Aim of the exercise:
Type out every line below exactly as it reads.

──────────

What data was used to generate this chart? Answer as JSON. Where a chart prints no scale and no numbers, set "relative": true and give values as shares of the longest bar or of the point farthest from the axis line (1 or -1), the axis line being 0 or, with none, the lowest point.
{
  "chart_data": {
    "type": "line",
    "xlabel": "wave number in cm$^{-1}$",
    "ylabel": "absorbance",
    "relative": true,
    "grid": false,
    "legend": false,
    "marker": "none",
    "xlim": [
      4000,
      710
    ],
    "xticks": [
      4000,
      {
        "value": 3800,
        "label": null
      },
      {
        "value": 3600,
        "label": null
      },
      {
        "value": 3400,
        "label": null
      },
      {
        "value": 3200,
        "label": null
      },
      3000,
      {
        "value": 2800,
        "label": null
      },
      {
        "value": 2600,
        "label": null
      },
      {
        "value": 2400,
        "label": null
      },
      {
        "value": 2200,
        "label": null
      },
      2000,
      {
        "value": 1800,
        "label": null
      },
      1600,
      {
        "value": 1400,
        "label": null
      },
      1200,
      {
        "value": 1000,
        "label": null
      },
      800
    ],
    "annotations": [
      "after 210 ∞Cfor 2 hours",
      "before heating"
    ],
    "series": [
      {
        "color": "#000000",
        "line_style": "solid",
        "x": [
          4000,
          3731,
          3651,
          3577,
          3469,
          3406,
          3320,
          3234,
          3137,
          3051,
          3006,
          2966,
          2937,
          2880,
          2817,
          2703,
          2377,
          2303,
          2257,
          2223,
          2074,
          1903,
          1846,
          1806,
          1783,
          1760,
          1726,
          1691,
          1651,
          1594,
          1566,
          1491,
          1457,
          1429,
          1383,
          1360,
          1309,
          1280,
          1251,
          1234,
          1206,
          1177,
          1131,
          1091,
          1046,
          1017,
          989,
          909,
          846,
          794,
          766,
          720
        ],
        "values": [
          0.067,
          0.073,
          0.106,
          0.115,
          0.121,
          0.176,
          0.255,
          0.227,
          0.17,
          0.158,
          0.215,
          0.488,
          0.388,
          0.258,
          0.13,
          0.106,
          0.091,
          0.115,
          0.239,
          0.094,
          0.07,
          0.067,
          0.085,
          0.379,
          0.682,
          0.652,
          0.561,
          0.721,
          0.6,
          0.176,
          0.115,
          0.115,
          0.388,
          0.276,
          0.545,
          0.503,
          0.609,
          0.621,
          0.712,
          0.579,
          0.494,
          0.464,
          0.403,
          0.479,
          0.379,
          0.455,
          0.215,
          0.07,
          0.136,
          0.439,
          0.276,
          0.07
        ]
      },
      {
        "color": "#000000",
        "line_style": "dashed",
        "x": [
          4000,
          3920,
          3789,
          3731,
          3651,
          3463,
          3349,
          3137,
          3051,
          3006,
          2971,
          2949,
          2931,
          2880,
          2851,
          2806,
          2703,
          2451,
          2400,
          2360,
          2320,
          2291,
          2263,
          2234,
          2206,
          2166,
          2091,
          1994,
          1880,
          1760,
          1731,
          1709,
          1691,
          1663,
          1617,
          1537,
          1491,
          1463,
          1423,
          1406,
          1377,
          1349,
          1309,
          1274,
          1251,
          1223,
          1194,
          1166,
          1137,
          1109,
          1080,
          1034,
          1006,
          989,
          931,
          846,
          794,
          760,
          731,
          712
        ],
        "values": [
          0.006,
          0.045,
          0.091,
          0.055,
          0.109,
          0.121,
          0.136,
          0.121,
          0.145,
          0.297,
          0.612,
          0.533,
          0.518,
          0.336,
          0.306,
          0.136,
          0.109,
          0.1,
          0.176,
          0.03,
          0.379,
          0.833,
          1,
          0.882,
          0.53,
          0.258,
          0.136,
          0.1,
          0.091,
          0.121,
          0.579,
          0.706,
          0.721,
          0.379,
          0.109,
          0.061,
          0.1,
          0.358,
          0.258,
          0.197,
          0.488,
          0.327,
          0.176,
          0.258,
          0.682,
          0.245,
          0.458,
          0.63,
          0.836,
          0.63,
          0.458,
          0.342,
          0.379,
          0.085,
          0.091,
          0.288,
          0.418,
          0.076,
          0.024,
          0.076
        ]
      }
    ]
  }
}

──────────

Answer to the exercise:
What data was used to generate this chart? Answer as JSON. Where a chart prints no scale and no numbers, set "relative": true and give values as shares of the longest bar or of the point farthest from the axis line (1 or -1), the axis line being 0 or, with none, the lowest point.
{
  "chart_data": {
    "type": "line",
    "xlabel": "wave number in cm$^{-1}$",
    "ylabel": "absorbance",
    "relative": true,
    "grid": false,
    "legend": false,
    "marker": "none",
    "xlim": [
      4000,
      710
    ],
    "xticks": [
      4000,
      {
        "value": 3800,
        "label": null
      },
      {
        "value": 3600,
        "label": null
      },
      {
        "value": 3400,
        "label": null
      },
      {
        "value": 3200,
        "label": null
      },
      3000,
      {
        "value": 2800,
        "label": null
      },
      {
        "value": 2600,
        "label": null
      },
      {
        "value": 2400,
        "label": null
      },
      {
        "value": 2200,
        "label": null
      },
      2000,
      {
        "value": 1800,
        "label": null
      },
      1600,
      {
        "value": 1400,
        "label": null
      },
      1200,
      {
        "value": 1000,
        "label": null
      },
      800
    ],
    "annotations": [
      "after 210 ∞Cfor 2 hours",
      "before heating"
    ],
    "series": [
      {
        "color": "#000000",
        "line_style": "solid",
        "x": [
          4000,
          3731,
          3651,
          3577,
          3469,
          3406,
          3320,
          3234,
          3137,
          3051,
          3006,
          2966,
          2937,
          2880,
          2817,
          2703,
          2377,
          2303,
          2257,
          2223,
          2074,
          1903,
          1846,
          1806,
          1783,
          1760,
          1726,
          1691,
          1651,
          1594,
          1566,
          1491,
          1457,
          1429,
          1383,
          1360,
          1309,
          1280,
          1251,
          1234,
          1206,
          1177,
          1131,
          1091,
          1046,
          1017,
          989,
          909,
          846,
          794,
          766,
          720
        ],
        "values": [
          0.067,
          0.073,
          0.106,
          0.115,
          0.121,
          0.176,
          0.255,
          0.227,
          0.17,
          0.158,
          0.215,
          0.488,
          0.388,
          0.258,
          0.13,
          0.106,
          0.091,
          0.115,
          0.239,
          0.094,
          0.07,
          0.067,
          0.085,
          0.379,
          0.682,
          0.652,
          0.561,
          0.721,
          0.6,
          0.176,
          0.115,
          0.115,
          0.388,
          0.276,
          0.545,
          0.503,
          0.609,
          0.621,
          0.712,
          0.579,
          0.494,
          0.464,
          0.403,
          0.479,
          0.379,
          0.455,
          0.215,
          0.07,
          0.136,
          0.439,
          0.276,
          0.07
        ]
      },
      {
        "color": "#000000",
        "line_style": "dashed",
        "x": [
          4000,
          3920,
          3789,
          3731,
          3651,
          3463,
          3349,
          3137,
          3051,
          3006,
          2971,
          2949,
          2931,
          2880,
          2851,
          2806,
          2703,
          2451,
          2400,
          2360,
          2320,
          2291,
          2263,
          2234,
          2206,
          2166,
          2091,
          1994,
          1880,
          1760,
          1731,
          1709,
          1691,
          1663,
          1617,
          1537,
          1491,
          1463,
          1423,
          1406,
          1377,
          1349,
          1309,
          1274,
          1251,
          1223,
          1194,
          1166,
          1137,
          1109,
          1080,
          1034,
          1006,
          989,
          931,
          846,
          794,
          760,
          731,
          712
        ],
        "values": [
          0.006,
          0.045,
          0.091,
          0.055,
          0.109,
          0.121,
          0.136,
          0.121,
          0.145,
          0.297,
          0.612,
          0.533,
          0.518,
          0.336,
          0.306,
          0.136,
          0.109,
          0.1,
          0.176,
          0.03,
          0.379,
          0.833,
          1,
          0.882,
          0.53,
          0.258,
          0.136,
          0.1,
          0.091,
          0.121,
          0.579,
          0.706,
          0.721,
          0.379,
          0.109,
          0.061,
          0.1,
          0.358,
          0.258,
          0.197,
          0.488,
          0.327,
          0.176,
          0.258,
          0.682,
          0.245,
          0.458,
          0.63,
          0.836,
          0.63,
          0.458,
          0.342,
          0.379,
          0.085,
          0.091,
          0.288,
          0.418,
          0.076,
          0.024,
          0.076
        ]
      }
    ]
  }
}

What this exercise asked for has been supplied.